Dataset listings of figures
** BEGIN **

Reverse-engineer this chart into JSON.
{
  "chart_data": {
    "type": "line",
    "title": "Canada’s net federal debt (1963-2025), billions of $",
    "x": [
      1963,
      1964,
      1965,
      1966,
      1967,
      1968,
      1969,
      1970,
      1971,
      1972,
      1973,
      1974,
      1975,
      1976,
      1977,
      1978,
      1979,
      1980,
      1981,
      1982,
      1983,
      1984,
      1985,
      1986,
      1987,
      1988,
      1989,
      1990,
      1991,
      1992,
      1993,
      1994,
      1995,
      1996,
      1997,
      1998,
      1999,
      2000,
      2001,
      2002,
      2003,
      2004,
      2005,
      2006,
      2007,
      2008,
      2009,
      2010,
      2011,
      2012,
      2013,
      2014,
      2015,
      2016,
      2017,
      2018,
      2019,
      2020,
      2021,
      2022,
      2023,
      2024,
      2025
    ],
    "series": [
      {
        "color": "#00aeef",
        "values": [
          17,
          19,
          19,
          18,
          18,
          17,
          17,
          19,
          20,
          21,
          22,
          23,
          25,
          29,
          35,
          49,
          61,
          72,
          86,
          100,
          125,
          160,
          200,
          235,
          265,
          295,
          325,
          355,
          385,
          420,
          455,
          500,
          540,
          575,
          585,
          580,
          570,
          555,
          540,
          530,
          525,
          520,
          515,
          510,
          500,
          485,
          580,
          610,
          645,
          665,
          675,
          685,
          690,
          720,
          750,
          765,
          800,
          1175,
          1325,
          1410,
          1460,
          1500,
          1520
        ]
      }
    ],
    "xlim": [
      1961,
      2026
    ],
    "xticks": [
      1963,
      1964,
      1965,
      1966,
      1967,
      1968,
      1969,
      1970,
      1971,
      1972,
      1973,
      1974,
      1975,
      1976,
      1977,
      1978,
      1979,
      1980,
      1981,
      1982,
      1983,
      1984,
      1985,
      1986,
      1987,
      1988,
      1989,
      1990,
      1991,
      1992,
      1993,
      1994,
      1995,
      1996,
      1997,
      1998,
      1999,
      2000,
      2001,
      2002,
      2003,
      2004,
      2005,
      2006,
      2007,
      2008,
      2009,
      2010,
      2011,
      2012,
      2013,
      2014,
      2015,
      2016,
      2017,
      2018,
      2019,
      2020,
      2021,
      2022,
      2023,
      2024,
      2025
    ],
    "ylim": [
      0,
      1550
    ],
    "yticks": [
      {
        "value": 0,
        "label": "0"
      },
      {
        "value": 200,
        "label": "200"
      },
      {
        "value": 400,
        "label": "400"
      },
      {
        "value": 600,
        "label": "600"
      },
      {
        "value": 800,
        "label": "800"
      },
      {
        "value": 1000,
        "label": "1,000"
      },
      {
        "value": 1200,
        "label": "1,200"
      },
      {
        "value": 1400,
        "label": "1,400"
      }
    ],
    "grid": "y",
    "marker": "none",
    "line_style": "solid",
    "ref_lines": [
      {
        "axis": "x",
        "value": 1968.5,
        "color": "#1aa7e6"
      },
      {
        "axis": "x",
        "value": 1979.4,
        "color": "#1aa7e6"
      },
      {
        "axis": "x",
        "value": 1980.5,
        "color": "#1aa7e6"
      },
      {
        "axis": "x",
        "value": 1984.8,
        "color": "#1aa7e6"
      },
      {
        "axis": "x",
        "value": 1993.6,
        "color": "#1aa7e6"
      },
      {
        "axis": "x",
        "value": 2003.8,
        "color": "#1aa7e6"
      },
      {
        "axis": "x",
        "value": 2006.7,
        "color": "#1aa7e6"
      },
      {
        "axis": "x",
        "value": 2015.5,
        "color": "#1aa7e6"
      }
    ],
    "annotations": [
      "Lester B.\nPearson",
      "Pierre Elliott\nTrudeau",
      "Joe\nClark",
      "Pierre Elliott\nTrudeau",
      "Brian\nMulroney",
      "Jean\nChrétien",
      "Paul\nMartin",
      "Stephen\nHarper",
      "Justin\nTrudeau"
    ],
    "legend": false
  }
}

** END **

INSTRUCTIONS FOR THE TASK -> Copy every record above exactly as it appears.

WRITTEN SOLUTION ->
Reverse-engineer this chart into JSON.
{
  "chart_data": {
    "type": "line",
    "title": "Canada’s net federal debt (1963-2025), billions of $",
    "x": [
      1963,
      1964,
      1965,
      1966,
      1967,
      1968,
      1969,
      1970,
      1971,
      1972,
      1973,
      1974,
      1975,
      1976,
      1977,
      1978,
      1979,
      1980,
      1981,
      1982,
      1983,
      1984,
      1985,
      1986,
      1987,
      1988,
      1989,
      1990,
      1991,
      1992,
      1993,
      1994,
      1995,
      1996,
      1997,
      1998,
      1999,
      2000,
      2001,
      2002,
      2003,
      2004,
      2005,
      2006,
      2007,
      2008,
      2009,
      2010,
      2011,
      2012,
      2013,
      2014,
      2015,
      2016,
      2017,
      2018,
      2019,
      2020,
      2021,
      2022,
      2023,
      2024,
      2025
    ],
    "series": [
      {
        "color": "#00aeef",
        "values": [
          17,
          19,
          19,
          18,
          18,
          17,
          17,
          19,
          20,
          21,
          22,
          23,
          25,
          29,
          35,
          49,
          61,
          72,
          86,
          100,
          125,
          160,
          200,
          235,
          265,
          295,
          325,
          355,
          385,
          420,
          455,
          500,
          540,
          575,
          585,
          580,
          570,
          555,
          540,
          530,
          525,
          520,
          515,
          510,
          500,
          485,
          580,
          610,
          645,
          665,
          675,
          685,
          690,
          720,
          750,
          765,
          800,
          1175,
          1325,
          1410,
          1460,
          1500,
          1520
        ]
      }
    ],
    "xlim": [
      1961,
      2026
    ],
    "xticks": [
      1963,
      1964,
      1965,
      1966,
      1967,
      1968,
      1969,
      1970,
      1971,
      1972,
      1973,
      1974,
      1975,
      1976,
      1977,
      1978,
      1979,
      1980,
      1981,
      1982,
      1983,
      1984,
      1985,
      1986,
      1987,
      1988,
      1989,
      1990,
      1991,
      1992,
      1993,
      1994,
      1995,
      1996,
      1997,
      1998,
      1999,
      2000,
      2001,
      2002,
      2003,
      2004,
      2005,
      2006,
      2007,
      2008,
      2009,
      2010,
      2011,
      2012,
      2013,
      2014,
      2015,
      2016,
      2017,
      2018,
      2019,
      2020,
      2021,
      2022,
      2023,
      2024,
      2025
    ],
    "ylim": [
      0,
      1550
    ],
    "yticks": [
      {
        "value": 0,
        "label": "0"
      },
      {
        "value": 200,
        "label": "200"
      },
      {
        "value": 400,
        "label": "400"
      },
      {
        "value": 600,
        "label": "600"
      },
      {
        "value": 800,
        "label": "800"
      },
      {
        "value": 1000,
        "label": "1,000"
      },
      {
        "value": 1200,
        "label": "1,200"
      },
      {
        "value": 1400,
        "label": "1,400"
      }
    ],
    "grid": "y",
    "marker": "none",
    "line_style": "solid",
    "ref_lines": [
      {
        "axis": "x",
        "value": 1968.5,
        "color": "#1aa7e6"
      },
      {
        "axis": "x",
        "value": 1979.4,
        "color": "#1aa7e6"
      },
      {
        "axis": "x",
        "value": 1980.5,
        "color": "#1aa7e6"
      },
      {
        "axis": "x",
        "value": 1984.8,
        "color": "#1aa7e6"
      },
      {
        "axis": "x",
        "value": 1993.6,
        "color": "#1aa7e6"
      },
      {
        "axis": "x",
        "value": 2003.8,
        "color": "#1aa7e6"
      },
      {
        "axis": "x",
        "value": 2006.7,
        "color": "#1aa7e6"
      },
      {
        "axis": "x",
        "value": 2015.5,
        "color": "#1aa7e6"
      }
    ],
    "annotations": [
      "Lester B.\nPearson",
      "Pierre Elliott\nTrudeau",
      "Joe\nClark",
      "Pierre Elliott\nTrudeau",
      "Brian\nMulroney",
      "Jean\nChrétien",
      "Paul\nMartin",
      "Stephen\nHarper",
      "Justin\nTrudeau"
    ],
    "legend": false
  }
}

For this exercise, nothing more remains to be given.